Your answer should be a single number: the count of lines containing "Codes".

Provided data »

········

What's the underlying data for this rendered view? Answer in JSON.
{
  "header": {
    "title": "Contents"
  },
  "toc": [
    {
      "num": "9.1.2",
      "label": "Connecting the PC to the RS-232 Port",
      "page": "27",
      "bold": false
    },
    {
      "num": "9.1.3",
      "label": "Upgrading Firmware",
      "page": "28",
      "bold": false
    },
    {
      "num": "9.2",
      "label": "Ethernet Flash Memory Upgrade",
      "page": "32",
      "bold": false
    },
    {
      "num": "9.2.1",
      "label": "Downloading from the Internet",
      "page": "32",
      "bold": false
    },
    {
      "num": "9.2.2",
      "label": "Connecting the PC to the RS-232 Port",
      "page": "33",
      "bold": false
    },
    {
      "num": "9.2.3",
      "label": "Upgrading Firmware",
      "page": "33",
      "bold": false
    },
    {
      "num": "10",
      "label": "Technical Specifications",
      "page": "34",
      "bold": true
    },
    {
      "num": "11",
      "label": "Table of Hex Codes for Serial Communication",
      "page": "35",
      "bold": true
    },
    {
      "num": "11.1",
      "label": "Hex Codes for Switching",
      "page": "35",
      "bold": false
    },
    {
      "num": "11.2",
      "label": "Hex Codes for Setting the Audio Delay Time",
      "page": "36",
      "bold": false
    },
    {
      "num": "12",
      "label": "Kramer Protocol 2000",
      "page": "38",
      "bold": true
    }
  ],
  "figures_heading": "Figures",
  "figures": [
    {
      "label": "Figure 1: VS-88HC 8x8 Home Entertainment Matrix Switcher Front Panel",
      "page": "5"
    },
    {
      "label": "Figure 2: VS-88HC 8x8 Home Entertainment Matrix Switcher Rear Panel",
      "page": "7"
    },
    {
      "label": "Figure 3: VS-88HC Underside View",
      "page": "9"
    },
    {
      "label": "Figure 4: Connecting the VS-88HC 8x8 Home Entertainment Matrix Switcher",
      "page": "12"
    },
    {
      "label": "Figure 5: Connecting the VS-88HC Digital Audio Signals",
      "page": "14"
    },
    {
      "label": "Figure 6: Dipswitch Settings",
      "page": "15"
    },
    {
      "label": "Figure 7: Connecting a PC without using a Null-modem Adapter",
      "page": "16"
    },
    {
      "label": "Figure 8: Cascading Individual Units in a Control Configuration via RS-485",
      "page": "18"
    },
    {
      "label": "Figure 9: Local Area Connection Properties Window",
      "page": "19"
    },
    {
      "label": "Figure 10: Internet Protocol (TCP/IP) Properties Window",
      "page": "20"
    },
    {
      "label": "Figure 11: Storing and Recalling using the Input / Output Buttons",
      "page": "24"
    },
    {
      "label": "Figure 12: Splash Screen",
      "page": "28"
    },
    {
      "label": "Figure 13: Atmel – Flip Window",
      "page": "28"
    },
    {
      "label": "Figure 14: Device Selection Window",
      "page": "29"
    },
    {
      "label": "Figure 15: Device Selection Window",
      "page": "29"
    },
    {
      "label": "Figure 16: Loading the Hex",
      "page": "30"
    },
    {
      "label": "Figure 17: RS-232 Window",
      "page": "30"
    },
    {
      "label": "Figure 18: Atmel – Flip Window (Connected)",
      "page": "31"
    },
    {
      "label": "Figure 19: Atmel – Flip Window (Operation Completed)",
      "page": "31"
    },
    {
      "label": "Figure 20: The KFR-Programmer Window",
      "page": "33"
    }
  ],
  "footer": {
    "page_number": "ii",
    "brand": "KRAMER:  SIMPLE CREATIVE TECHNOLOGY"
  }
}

········

Full output »
3